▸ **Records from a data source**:
>> Begin

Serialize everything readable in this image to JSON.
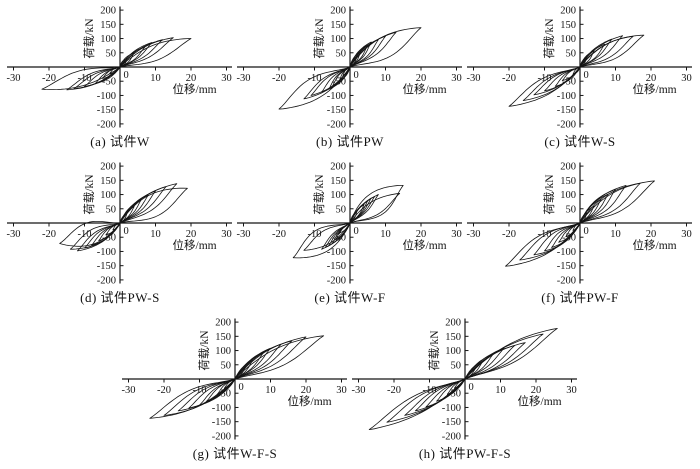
{
  "style": {
    "stroke_color": "#151515",
    "background": "#ffffff"
  },
  "axes_common": {
    "xlabel": "位移/mm",
    "ylabel": "荷载/kN",
    "xlim": [
      -30,
      30
    ],
    "ylim": [
      -200,
      200
    ],
    "xticks": [
      -30,
      -20,
      -10,
      10,
      20,
      30
    ],
    "yticks": [
      -200,
      -150,
      -100,
      -50,
      50,
      100,
      150,
      200
    ],
    "origin_label": "0",
    "grid": false,
    "axis_style": "cross-at-origin",
    "tick_direction": "x-down, y-right"
  },
  "chart_data": [
    {
      "type": "line",
      "subtype": "hysteresis-loops",
      "caption": "(a) 试件W",
      "specimen": "W",
      "row": 0,
      "loops_format": [
        "x_peak_mm",
        "load_peak_kN",
        "x_min_mm",
        "load_min_kN",
        "loop_half_width_mm"
      ],
      "loops": [
        [
          20,
          100,
          -22,
          -78,
          2.2
        ],
        [
          15,
          103,
          -15,
          -80,
          1.6
        ],
        [
          12,
          96,
          -13,
          -76,
          1.3
        ],
        [
          9,
          86,
          -10,
          -68,
          1.1
        ],
        [
          7,
          70,
          -7,
          -58,
          0.9
        ],
        [
          4,
          50,
          -5,
          -40,
          0.7
        ],
        [
          2,
          30,
          -3,
          -24,
          0.5
        ]
      ]
    },
    {
      "type": "line",
      "subtype": "hysteresis-loops",
      "caption": "(b) 试件PW",
      "specimen": "PW",
      "row": 0,
      "loops": [
        [
          20,
          138,
          -20,
          -148,
          3.0
        ],
        [
          13,
          122,
          -13,
          -112,
          1.7
        ],
        [
          10,
          108,
          -11,
          -100,
          1.4
        ],
        [
          8,
          96,
          -8,
          -88,
          1.2
        ],
        [
          6,
          88,
          -6,
          -78,
          1.0
        ],
        [
          5,
          78,
          -5,
          -68,
          0.8
        ],
        [
          3,
          55,
          -3,
          -48,
          0.6
        ],
        [
          2,
          38,
          -2,
          -30,
          0.4
        ]
      ]
    },
    {
      "type": "line",
      "subtype": "hysteresis-loops",
      "caption": "(c) 试件W-S",
      "specimen": "W-S",
      "row": 0,
      "loops": [
        [
          18,
          112,
          -20,
          -138,
          2.4
        ],
        [
          15,
          108,
          -16,
          -118,
          1.9
        ],
        [
          12,
          110,
          -13,
          -98,
          1.5
        ],
        [
          9,
          98,
          -10,
          -84,
          1.2
        ],
        [
          7,
          80,
          -7,
          -68,
          1.0
        ],
        [
          4,
          58,
          -5,
          -48,
          0.7
        ],
        [
          2,
          36,
          -2,
          -26,
          0.4
        ]
      ]
    },
    {
      "type": "line",
      "subtype": "hysteresis-loops",
      "caption": "(d) 试件PW-S",
      "specimen": "PW-S",
      "row": 1,
      "loops": [
        [
          19,
          122,
          -17,
          -72,
          3.2
        ],
        [
          16,
          138,
          -14,
          -92,
          2.2
        ],
        [
          13,
          128,
          -12,
          -98,
          1.7
        ],
        [
          10,
          112,
          -10,
          -88,
          1.4
        ],
        [
          8,
          98,
          -8,
          -78,
          1.1
        ],
        [
          6,
          82,
          -6,
          -62,
          0.9
        ],
        [
          4,
          58,
          -4,
          -42,
          0.6
        ],
        [
          2,
          34,
          -2,
          -24,
          0.4
        ]
      ]
    },
    {
      "type": "line",
      "subtype": "hysteresis-loops",
      "caption": "(e) 试件W-F",
      "specimen": "W-F",
      "row": 1,
      "loops": [
        [
          15,
          132,
          -16,
          -122,
          3.4
        ],
        [
          14,
          104,
          -13,
          -96,
          2.0
        ],
        [
          8,
          100,
          -8,
          -92,
          1.1
        ],
        [
          7,
          94,
          -7,
          -86,
          0.9
        ],
        [
          6,
          88,
          -6,
          -80,
          0.8
        ],
        [
          5,
          78,
          -5,
          -72,
          0.7
        ],
        [
          4,
          65,
          -4,
          -58,
          0.6
        ],
        [
          2,
          42,
          -3,
          -36,
          0.4
        ]
      ]
    },
    {
      "type": "line",
      "subtype": "hysteresis-loops",
      "caption": "(f) 试件PW-F",
      "specimen": "PW-F",
      "row": 1,
      "loops": [
        [
          21,
          148,
          -21,
          -152,
          2.8
        ],
        [
          17,
          140,
          -17,
          -130,
          2.4
        ],
        [
          13,
          132,
          -13,
          -112,
          2.0
        ],
        [
          10,
          118,
          -10,
          -98,
          1.6
        ],
        [
          8,
          102,
          -8,
          -86,
          1.2
        ],
        [
          6,
          84,
          -6,
          -68,
          0.9
        ],
        [
          4,
          60,
          -4,
          -48,
          0.6
        ],
        [
          2,
          36,
          -2,
          -26,
          0.4
        ]
      ]
    },
    {
      "type": "line",
      "subtype": "hysteresis-loops",
      "caption": "(g) 试件W-F-S",
      "specimen": "W-F-S",
      "row": 2,
      "loops": [
        [
          25,
          152,
          -24,
          -138,
          2.6
        ],
        [
          20,
          148,
          -20,
          -128,
          2.2
        ],
        [
          16,
          134,
          -16,
          -112,
          1.8
        ],
        [
          13,
          122,
          -13,
          -102,
          1.5
        ],
        [
          10,
          108,
          -10,
          -92,
          1.2
        ],
        [
          8,
          92,
          -8,
          -78,
          1.0
        ],
        [
          5,
          66,
          -5,
          -54,
          0.7
        ],
        [
          3,
          42,
          -3,
          -32,
          0.4
        ]
      ]
    },
    {
      "type": "line",
      "subtype": "hysteresis-loops",
      "caption": "(h) 试件PW-F-S",
      "specimen": "PW-F-S",
      "row": 2,
      "loops": [
        [
          26,
          178,
          -27,
          -178,
          2.6
        ],
        [
          22,
          158,
          -22,
          -152,
          2.2
        ],
        [
          17,
          128,
          -17,
          -128,
          1.8
        ],
        [
          14,
          118,
          -14,
          -112,
          1.5
        ],
        [
          11,
          108,
          -11,
          -98,
          1.2
        ],
        [
          8,
          88,
          -8,
          -78,
          1.0
        ],
        [
          5,
          62,
          -5,
          -54,
          0.7
        ],
        [
          3,
          38,
          -3,
          -32,
          0.4
        ]
      ]
    }
  ]
}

>> End

Filter lines by "试件PW" and return each hit.

▸ **Exercise answer**:
      "caption": "(b) 试件PW",
      "caption": "(d) 试件PW-S",
      "caption": "(f) 试件PW-F",
      "caption": "(h) 试件PW-F-S",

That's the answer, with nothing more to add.